## begin MATERIAL FOR THE TASK

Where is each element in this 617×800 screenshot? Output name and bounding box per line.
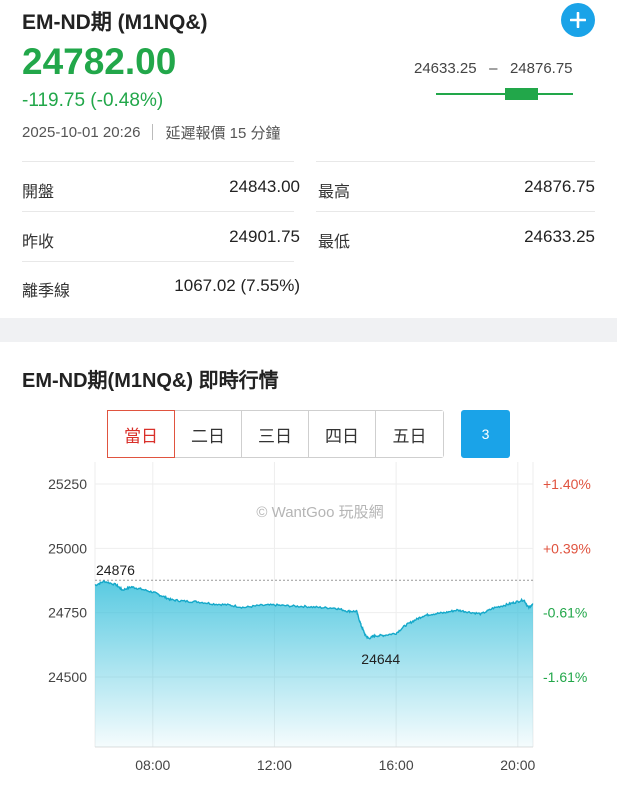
day-range-marker xyxy=(504,88,538,100)
high-label: 24876 xyxy=(96,562,135,578)
price-change: -119.75 (-0.48%) xyxy=(22,90,164,111)
divider xyxy=(22,211,294,212)
quote-timestamp: 2025-10-01 20:26 xyxy=(22,123,141,141)
divider xyxy=(22,161,294,162)
range-high: 24876.75 xyxy=(509,60,573,77)
watermark-text: © WantGoo 玩股網 xyxy=(256,504,383,521)
add-watchlist-button[interactable] xyxy=(561,3,595,37)
meta-divider xyxy=(152,124,154,140)
divider xyxy=(316,161,595,162)
x-tick-label: 12:00 xyxy=(257,757,292,773)
range-low: 24633.25 xyxy=(414,60,477,77)
quote-card: EM-ND期 (M1NQ&) 24782.00 -119.75 (-0.48%)… xyxy=(0,0,617,318)
tab-2-day[interactable]: 二日 xyxy=(175,411,242,457)
stat-label-prev-close: 昨收 xyxy=(22,234,55,251)
chart-option-button[interactable]: 3 xyxy=(461,410,510,458)
stat-value-high: 24876.75 xyxy=(524,177,595,196)
tab-4-day[interactable]: 四日 xyxy=(309,411,376,457)
chart-section-title: EM-ND期(M1NQ&) 即時行情 xyxy=(22,370,279,392)
stat-value-prev-close: 24901.75 xyxy=(229,227,300,246)
tab-5-day[interactable]: 五日 xyxy=(376,411,443,457)
stat-label-open: 開盤 xyxy=(22,184,55,201)
x-tick-label: 08:00 xyxy=(135,757,170,773)
right-tick-label: +1.40% xyxy=(543,476,591,492)
stat-label-high: 最高 xyxy=(318,184,351,201)
y-tick-label: 25250 xyxy=(48,476,87,492)
stat-value-open: 24843.00 xyxy=(229,177,300,196)
plus-icon xyxy=(570,12,586,28)
right-tick-label: -0.61% xyxy=(543,605,587,621)
day-range-text: 24633.25 – 24876.75 xyxy=(414,60,573,77)
instrument-title: EM-ND期 (M1NQ&) xyxy=(22,11,208,34)
chart-card: EM-ND期(M1NQ&) 即時行情 當日 二日 三日 四日 五日 3 © Wa… xyxy=(0,342,617,800)
y-tick-label: 24500 xyxy=(48,669,87,685)
divider xyxy=(22,261,294,262)
stat-value-low: 24633.25 xyxy=(524,227,595,246)
chart-marks xyxy=(94,579,534,747)
stat-label-quarter-line: 離季線 xyxy=(22,283,71,300)
right-tick-label: +0.39% xyxy=(543,540,591,556)
tab-3-day[interactable]: 三日 xyxy=(242,411,309,457)
stat-value-quarter-line: 1067.02 (7.55%) xyxy=(174,276,300,295)
y-tick-label: 25000 xyxy=(48,540,87,556)
quote-meta: 2025-10-01 20:26 延遲報價 15 分鐘 xyxy=(22,121,280,143)
x-tick-label: 16:00 xyxy=(379,757,414,773)
right-tick-label: -1.61% xyxy=(543,669,587,685)
delay-note: 延遲報價 15 分鐘 xyxy=(165,124,281,142)
range-separator: – xyxy=(489,60,498,77)
stat-label-low: 最低 xyxy=(318,234,351,251)
intraday-chart: © WantGoo 玩股網 25250 25000 24750 24500 +1.40%… xyxy=(48,462,591,773)
last-price: 24782.00 xyxy=(22,41,177,82)
day-range-bar xyxy=(436,93,573,95)
chart-labels: 25250 25000 24750 24500 +1.40% +0.39% -0.61% -1… xyxy=(48,476,591,773)
x-tick-label: 20:00 xyxy=(500,757,535,773)
price-area xyxy=(95,580,533,747)
period-tabs: 當日 二日 三日 四日 五日 xyxy=(107,410,444,458)
divider xyxy=(316,211,595,212)
low-label: 24644 xyxy=(361,651,400,667)
tab-1-day[interactable]: 當日 xyxy=(107,410,175,458)
price-line xyxy=(94,580,534,640)
y-tick-label: 24750 xyxy=(48,605,87,621)
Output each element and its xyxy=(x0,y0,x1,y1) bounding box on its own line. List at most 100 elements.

## end MATERIAL FOR THE TASK

**WHAT THE EXERCISE ASKS**
Pull out each line of the material above that contains the string "延遲報價", matching case exactly.

**EXERCISE RESPONSE**
quote-meta: 2025-10-01 20:26 延遲報價 15 分鐘 xyxy=(22,121,280,143)
delay-note: 延遲報價 15 分鐘 xyxy=(165,124,281,142)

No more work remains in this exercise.